Task
Your task is to quote the material that follows, in full and exactly.

Listing
· · · · ·

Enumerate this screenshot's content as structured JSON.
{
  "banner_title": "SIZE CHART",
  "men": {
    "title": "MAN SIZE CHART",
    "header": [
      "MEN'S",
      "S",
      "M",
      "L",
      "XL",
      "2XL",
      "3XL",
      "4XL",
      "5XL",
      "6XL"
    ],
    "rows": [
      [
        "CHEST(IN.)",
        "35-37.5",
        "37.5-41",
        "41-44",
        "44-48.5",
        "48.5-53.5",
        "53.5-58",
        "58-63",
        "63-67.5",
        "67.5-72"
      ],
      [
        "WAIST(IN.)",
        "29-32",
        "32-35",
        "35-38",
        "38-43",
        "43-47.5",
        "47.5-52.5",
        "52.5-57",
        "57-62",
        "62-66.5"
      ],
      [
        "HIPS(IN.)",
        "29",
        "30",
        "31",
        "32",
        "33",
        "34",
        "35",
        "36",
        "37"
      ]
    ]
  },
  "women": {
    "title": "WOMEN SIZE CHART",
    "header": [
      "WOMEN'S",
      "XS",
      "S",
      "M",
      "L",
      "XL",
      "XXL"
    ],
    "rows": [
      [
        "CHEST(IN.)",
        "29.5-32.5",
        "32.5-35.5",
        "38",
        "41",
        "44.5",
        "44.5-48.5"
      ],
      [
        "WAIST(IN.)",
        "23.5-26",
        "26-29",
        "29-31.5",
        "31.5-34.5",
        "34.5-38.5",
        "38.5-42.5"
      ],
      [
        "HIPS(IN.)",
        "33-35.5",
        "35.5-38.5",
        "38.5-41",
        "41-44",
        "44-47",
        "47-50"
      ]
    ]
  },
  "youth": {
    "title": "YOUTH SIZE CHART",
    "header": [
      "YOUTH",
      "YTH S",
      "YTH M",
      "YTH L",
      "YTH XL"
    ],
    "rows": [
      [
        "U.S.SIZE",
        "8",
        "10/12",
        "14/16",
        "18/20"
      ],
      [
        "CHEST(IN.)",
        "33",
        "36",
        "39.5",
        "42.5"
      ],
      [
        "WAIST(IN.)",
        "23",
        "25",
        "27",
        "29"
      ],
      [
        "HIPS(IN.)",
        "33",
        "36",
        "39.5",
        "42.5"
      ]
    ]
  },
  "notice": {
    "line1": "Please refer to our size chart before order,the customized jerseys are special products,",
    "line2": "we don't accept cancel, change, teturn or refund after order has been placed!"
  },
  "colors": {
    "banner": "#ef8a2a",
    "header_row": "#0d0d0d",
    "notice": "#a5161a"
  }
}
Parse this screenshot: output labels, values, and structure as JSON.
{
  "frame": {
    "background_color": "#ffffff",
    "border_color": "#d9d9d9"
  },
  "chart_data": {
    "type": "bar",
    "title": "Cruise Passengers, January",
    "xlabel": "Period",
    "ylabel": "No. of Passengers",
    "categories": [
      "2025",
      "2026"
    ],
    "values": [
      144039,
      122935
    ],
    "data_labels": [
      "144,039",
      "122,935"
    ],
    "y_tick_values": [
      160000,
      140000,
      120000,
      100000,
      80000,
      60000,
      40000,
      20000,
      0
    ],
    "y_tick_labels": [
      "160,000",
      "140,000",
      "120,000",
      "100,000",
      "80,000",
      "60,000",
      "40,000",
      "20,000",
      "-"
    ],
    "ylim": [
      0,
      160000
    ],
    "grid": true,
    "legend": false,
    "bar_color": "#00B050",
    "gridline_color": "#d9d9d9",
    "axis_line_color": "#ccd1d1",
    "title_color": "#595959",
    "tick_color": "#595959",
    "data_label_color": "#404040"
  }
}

· · · · ·

The answer
Enumerate this screenshot's content as structured JSON.
{
  "banner_title": "SIZE CHART",
  "men": {
    "title": "MAN SIZE CHART",
    "header": [
      "MEN'S",
      "S",
      "M",
      "L",
      "XL",
      "2XL",
      "3XL",
      "4XL",
      "5XL",
      "6XL"
    ],
    "rows": [
      [
        "CHEST(IN.)",
        "35-37.5",
        "37.5-41",
        "41-44",
        "44-48.5",
        "48.5-53.5",
        "53.5-58",
        "58-63",
        "63-67.5",
        "67.5-72"
      ],
      [
        "WAIST(IN.)",
        "29-32",
        "32-35",
        "35-38",
        "38-43",
        "43-47.5",
        "47.5-52.5",
        "52.5-57",
        "57-62",
        "62-66.5"
      ],
      [
        "HIPS(IN.)",
        "29",
        "30",
        "31",
        "32",
        "33",
        "34",
        "35",
        "36",
        "37"
      ]
    ]
  },
  "women": {
    "title": "WOMEN SIZE CHART",
    "header": [
      "WOMEN'S",
      "XS",
      "S",
      "M",
      "L",
      "XL",
      "XXL"
    ],
    "rows": [
      [
        "CHEST(IN.)",
        "29.5-32.5",
        "32.5-35.5",
        "38",
        "41",
        "44.5",
        "44.5-48.5"
      ],
      [
        "WAIST(IN.)",
        "23.5-26",
        "26-29",
        "29-31.5",
        "31.5-34.5",
        "34.5-38.5",
        "38.5-42.5"
      ],
      [
        "HIPS(IN.)",
        "33-35.5",
        "35.5-38.5",
        "38.5-41",
        "41-44",
        "44-47",
        "47-50"
      ]
    ]
  },
  "youth": {
    "title": "YOUTH SIZE CHART",
    "header": [
      "YOUTH",
      "YTH S",
      "YTH M",
      "YTH L",
      "YTH XL"
    ],
    "rows": [
      [
        "U.S.SIZE",
        "8",
        "10/12",
        "14/16",
        "18/20"
      ],
      [
        "CHEST(IN.)",
        "33",
        "36",
        "39.5",
        "42.5"
      ],
      [
        "WAIST(IN.)",
        "23",
        "25",
        "27",
        "29"
      ],
      [
        "HIPS(IN.)",
        "33",
        "36",
        "39.5",
        "42.5"
      ]
    ]
  },
  "notice": {
    "line1": "Please refer to our size chart before order,the customized jerseys are special products,",
    "line2": "we don't accept cancel, change, teturn or refund after order has been placed!"
  },
  "colors": {
    "banner": "#ef8a2a",
    "header_row": "#0d0d0d",
    "notice": "#a5161a"
  }
}
Parse this screenshot: output labels, values, and structure as JSON.
{
  "frame": {
    "background_color": "#ffffff",
    "border_color": "#d9d9d9"
  },
  "chart_data": {
    "type": "bar",
    "title": "Cruise Passengers, January",
    "xlabel": "Period",
    "ylabel": "No. of Passengers",
    "categories": [
      "2025",
      "2026"
    ],
    "values": [
      144039,
      122935
    ],
    "data_labels": [
      "144,039",
      "122,935"
    ],
    "y_tick_values": [
      160000,
      140000,
      120000,
      100000,
      80000,
      60000,
      40000,
      20000,
      0
    ],
    "y_tick_labels": [
      "160,000",
      "140,000",
      "120,000",
      "100,000",
      "80,000",
      "60,000",
      "40,000",
      "20,000",
      "-"
    ],
    "ylim": [
      0,
      160000
    ],
    "grid": true,
    "legend": false,
    "bar_color": "#00B050",
    "gridline_color": "#d9d9d9",
    "axis_line_color": "#ccd1d1",
    "title_color": "#595959",
    "tick_color": "#595959",
    "data_label_color": "#404040"
  }
}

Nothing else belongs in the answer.